# Provided data:
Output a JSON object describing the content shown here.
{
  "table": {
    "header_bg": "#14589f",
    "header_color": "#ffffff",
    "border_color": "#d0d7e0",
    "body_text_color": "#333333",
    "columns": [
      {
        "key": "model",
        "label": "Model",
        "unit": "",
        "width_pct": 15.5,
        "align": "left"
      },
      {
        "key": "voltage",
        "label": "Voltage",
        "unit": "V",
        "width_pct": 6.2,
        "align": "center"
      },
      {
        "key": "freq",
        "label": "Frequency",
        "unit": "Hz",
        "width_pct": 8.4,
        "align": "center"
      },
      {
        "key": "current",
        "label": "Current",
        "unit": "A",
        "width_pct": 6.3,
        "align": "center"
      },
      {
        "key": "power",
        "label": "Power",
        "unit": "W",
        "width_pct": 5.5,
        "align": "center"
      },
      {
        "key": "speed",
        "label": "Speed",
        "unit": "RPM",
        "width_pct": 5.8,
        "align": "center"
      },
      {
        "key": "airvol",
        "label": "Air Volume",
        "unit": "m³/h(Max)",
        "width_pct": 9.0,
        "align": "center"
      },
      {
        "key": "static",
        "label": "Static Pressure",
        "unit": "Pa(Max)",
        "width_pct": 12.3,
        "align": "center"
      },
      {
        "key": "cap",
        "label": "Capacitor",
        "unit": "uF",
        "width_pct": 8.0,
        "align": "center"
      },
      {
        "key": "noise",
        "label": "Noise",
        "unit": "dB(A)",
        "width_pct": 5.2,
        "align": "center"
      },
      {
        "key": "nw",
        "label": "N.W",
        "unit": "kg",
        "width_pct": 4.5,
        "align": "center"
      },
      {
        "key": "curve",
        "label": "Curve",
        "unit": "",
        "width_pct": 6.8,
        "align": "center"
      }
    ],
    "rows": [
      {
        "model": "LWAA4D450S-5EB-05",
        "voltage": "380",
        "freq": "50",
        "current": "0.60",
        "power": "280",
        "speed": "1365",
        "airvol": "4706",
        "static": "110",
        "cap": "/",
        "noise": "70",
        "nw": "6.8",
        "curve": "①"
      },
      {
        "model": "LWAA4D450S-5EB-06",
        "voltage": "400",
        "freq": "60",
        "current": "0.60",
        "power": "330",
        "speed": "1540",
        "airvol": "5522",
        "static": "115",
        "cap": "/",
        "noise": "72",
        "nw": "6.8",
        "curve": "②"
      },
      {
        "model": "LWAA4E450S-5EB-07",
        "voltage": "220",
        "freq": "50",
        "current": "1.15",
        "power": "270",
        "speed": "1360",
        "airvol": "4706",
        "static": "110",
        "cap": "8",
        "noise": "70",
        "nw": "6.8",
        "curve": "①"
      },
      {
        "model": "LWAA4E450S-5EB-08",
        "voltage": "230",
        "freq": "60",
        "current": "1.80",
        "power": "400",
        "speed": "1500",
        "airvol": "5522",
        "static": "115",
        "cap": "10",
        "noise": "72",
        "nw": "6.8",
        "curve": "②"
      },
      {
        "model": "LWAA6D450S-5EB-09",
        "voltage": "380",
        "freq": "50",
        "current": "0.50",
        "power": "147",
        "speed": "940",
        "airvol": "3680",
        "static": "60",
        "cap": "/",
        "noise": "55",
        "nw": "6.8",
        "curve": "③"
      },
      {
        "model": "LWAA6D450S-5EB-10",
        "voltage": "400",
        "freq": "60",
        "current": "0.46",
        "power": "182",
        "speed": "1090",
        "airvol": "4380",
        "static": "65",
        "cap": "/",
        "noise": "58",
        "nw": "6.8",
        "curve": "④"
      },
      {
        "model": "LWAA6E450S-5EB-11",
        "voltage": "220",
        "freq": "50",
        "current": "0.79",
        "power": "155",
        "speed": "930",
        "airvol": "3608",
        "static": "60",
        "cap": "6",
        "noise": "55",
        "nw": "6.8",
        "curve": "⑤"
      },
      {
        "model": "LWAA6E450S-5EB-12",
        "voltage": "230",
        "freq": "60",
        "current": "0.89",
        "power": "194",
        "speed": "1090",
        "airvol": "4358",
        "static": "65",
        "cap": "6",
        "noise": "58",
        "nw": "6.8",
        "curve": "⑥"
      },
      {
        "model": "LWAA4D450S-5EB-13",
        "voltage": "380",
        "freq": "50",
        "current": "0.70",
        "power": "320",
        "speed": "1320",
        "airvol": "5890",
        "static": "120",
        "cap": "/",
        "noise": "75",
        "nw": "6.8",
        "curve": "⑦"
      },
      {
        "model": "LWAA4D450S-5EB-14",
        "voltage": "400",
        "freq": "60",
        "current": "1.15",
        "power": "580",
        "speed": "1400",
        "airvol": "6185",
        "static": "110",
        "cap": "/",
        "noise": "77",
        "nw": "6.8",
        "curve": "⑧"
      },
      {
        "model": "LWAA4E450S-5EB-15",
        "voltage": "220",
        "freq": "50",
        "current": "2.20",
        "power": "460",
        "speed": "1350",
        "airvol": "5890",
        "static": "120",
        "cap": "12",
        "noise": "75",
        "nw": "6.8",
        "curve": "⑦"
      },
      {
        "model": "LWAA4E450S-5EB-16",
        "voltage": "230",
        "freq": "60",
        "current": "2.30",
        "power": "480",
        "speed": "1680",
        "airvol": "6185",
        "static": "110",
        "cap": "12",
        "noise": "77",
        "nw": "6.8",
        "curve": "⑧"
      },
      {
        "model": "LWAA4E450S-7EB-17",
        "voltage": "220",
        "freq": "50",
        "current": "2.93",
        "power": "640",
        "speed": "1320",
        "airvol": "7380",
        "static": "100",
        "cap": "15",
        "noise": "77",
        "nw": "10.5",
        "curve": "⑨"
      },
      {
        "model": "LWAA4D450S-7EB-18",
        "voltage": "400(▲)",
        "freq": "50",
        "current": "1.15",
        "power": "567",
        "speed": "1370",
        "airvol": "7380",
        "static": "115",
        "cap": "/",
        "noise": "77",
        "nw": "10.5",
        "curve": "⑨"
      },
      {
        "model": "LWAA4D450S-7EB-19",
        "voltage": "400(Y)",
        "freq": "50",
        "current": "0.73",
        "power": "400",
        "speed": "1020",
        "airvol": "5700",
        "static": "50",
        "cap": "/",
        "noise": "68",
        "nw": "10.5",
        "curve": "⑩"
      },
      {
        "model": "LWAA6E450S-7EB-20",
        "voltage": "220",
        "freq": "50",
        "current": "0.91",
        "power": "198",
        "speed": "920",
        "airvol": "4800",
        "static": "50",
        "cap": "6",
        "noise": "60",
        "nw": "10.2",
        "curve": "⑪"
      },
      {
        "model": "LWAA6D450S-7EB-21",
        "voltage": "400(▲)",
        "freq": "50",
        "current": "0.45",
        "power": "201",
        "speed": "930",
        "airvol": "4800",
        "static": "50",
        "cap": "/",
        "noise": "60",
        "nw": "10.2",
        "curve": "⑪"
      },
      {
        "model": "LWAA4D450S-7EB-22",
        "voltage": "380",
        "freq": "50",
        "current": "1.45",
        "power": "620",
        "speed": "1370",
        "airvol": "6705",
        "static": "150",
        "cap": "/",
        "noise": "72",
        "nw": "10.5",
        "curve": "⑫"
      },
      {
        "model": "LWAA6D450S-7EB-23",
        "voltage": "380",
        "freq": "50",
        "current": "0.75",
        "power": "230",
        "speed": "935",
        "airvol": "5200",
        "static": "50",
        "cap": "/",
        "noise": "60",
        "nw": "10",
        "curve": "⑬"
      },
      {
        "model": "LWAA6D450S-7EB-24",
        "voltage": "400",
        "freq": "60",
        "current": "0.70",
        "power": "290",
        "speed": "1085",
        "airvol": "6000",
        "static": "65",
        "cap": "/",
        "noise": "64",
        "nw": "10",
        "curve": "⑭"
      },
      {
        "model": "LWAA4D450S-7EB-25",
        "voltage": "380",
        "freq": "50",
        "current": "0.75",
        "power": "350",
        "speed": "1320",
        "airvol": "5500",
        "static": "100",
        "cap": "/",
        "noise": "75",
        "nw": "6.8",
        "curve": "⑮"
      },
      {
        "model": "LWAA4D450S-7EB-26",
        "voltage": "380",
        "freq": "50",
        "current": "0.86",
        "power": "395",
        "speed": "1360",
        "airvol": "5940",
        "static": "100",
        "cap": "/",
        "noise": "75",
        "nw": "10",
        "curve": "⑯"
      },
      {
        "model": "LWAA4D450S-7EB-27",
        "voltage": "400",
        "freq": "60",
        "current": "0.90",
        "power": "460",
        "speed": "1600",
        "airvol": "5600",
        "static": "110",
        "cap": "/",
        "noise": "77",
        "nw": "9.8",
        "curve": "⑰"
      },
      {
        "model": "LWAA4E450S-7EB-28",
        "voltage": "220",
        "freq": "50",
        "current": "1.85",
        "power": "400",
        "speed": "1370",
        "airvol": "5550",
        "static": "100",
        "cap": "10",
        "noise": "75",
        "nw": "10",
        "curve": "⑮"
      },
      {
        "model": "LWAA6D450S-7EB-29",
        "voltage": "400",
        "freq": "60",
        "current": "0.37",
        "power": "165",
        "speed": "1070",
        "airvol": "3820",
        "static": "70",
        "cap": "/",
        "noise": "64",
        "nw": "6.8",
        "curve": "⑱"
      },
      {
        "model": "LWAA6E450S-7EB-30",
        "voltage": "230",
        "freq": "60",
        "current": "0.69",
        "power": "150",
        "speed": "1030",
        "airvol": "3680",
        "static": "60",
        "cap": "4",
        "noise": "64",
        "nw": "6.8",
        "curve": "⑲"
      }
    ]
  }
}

# Exercise prompt:
For the entries shown above, give the number of lines that include the word "unit", without any other text.

# Solution for this task:
12